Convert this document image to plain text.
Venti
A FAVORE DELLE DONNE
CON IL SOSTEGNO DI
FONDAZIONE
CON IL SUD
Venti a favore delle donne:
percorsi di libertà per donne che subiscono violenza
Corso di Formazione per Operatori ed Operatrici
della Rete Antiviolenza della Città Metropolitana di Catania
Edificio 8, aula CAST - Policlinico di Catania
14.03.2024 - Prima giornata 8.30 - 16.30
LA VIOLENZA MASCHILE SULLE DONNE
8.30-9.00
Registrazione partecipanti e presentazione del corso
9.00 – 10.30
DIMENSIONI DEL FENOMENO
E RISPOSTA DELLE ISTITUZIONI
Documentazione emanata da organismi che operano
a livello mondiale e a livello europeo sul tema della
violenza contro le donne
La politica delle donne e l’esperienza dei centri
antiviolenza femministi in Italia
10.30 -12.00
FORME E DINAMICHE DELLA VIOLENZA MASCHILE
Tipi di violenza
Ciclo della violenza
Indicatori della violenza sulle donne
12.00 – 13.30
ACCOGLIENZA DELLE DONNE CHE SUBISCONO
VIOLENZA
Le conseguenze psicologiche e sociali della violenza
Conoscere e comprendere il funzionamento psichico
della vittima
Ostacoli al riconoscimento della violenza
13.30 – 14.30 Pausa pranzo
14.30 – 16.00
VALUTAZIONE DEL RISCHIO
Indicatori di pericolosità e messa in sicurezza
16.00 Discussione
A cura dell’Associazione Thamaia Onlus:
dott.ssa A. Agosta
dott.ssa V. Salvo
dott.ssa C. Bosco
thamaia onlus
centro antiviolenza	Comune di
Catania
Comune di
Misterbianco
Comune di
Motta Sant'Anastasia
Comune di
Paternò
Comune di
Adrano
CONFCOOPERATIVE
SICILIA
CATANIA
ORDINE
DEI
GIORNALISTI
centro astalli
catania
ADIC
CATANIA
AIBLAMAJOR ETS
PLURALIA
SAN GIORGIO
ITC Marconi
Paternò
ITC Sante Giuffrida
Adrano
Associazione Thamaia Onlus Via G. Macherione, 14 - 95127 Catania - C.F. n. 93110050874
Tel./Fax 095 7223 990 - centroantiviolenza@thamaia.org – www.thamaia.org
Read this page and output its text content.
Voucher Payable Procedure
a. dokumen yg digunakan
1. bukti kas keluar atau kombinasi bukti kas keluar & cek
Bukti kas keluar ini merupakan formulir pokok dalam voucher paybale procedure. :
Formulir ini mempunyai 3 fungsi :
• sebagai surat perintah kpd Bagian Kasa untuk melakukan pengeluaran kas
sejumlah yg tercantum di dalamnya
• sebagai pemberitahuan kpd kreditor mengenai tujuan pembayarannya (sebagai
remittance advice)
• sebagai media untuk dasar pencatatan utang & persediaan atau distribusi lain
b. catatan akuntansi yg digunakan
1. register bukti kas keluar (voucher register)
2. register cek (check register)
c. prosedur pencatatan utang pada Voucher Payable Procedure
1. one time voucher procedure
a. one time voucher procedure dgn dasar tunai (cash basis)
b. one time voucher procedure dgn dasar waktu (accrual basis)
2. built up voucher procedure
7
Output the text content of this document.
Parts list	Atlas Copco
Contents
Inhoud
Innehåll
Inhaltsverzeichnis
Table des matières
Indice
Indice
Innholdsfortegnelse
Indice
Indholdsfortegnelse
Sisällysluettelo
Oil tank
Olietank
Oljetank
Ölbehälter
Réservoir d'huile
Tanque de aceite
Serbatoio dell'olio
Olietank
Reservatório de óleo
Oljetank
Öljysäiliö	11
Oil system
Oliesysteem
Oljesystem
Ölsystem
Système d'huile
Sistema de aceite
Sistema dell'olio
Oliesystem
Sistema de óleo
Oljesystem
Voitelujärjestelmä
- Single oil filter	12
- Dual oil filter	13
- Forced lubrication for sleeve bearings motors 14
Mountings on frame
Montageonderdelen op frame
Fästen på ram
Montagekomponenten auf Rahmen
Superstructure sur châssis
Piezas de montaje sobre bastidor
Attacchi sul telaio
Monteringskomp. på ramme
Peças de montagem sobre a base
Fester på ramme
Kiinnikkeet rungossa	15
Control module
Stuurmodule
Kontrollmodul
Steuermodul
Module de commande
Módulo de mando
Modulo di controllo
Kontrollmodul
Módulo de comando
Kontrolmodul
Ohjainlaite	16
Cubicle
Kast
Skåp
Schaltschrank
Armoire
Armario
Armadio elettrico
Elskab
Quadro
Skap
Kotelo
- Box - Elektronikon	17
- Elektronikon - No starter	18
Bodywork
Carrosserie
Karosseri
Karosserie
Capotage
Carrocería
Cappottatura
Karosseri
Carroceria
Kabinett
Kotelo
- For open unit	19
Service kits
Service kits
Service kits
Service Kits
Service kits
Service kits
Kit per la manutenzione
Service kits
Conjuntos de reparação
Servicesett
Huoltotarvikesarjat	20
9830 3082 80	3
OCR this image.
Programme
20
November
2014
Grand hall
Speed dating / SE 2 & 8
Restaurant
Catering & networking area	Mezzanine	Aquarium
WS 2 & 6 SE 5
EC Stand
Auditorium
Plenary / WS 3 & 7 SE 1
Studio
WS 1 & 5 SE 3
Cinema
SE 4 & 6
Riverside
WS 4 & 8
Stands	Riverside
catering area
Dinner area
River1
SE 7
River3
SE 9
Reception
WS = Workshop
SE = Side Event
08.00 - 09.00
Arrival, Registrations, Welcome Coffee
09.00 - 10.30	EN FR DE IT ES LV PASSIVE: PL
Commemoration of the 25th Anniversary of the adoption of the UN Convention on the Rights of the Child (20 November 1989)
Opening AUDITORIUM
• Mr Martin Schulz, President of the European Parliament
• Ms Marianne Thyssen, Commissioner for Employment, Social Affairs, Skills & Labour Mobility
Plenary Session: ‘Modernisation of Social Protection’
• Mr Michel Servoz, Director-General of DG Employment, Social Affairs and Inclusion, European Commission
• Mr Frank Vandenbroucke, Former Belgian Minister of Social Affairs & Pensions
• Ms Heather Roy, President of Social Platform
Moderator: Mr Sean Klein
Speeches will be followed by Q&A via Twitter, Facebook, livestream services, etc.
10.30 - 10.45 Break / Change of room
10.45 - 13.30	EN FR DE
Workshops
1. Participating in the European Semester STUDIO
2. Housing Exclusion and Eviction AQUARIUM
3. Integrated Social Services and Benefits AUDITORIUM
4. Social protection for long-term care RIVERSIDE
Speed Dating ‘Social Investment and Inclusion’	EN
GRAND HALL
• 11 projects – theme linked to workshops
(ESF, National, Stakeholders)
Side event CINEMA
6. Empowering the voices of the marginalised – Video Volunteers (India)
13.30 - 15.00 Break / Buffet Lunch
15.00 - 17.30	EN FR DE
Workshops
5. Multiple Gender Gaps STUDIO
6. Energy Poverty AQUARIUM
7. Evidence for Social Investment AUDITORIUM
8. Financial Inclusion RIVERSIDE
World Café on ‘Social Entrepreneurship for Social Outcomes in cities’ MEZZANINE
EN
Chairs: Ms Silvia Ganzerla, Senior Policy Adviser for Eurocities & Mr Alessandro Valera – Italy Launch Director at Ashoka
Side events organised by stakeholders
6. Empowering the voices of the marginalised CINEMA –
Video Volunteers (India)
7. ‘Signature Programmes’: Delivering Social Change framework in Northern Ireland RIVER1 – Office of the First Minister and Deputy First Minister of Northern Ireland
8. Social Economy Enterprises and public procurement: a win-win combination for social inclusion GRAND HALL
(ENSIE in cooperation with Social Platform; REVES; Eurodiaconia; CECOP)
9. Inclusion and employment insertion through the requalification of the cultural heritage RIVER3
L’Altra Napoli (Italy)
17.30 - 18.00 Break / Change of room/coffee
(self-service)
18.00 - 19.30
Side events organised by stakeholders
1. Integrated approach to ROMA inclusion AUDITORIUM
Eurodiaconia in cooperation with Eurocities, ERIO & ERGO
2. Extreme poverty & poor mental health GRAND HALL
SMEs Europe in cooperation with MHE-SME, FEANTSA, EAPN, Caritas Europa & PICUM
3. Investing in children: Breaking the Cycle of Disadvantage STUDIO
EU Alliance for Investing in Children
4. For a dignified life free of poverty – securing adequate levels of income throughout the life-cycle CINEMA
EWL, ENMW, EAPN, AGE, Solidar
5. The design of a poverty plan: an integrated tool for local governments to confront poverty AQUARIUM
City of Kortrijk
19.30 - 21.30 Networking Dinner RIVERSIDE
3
# # # # #
● **SET TASK**: Find all the lines containing "European" in the material, then copy them.

● **EXPECTED ANSWER**:
• Mr Martin Schulz, President of the European Parliament
• Mr Michel Servoz, Director-General of DG Employment, Social Affairs and Inclusion, European Commission
1. Participating in the European Semester STUDIO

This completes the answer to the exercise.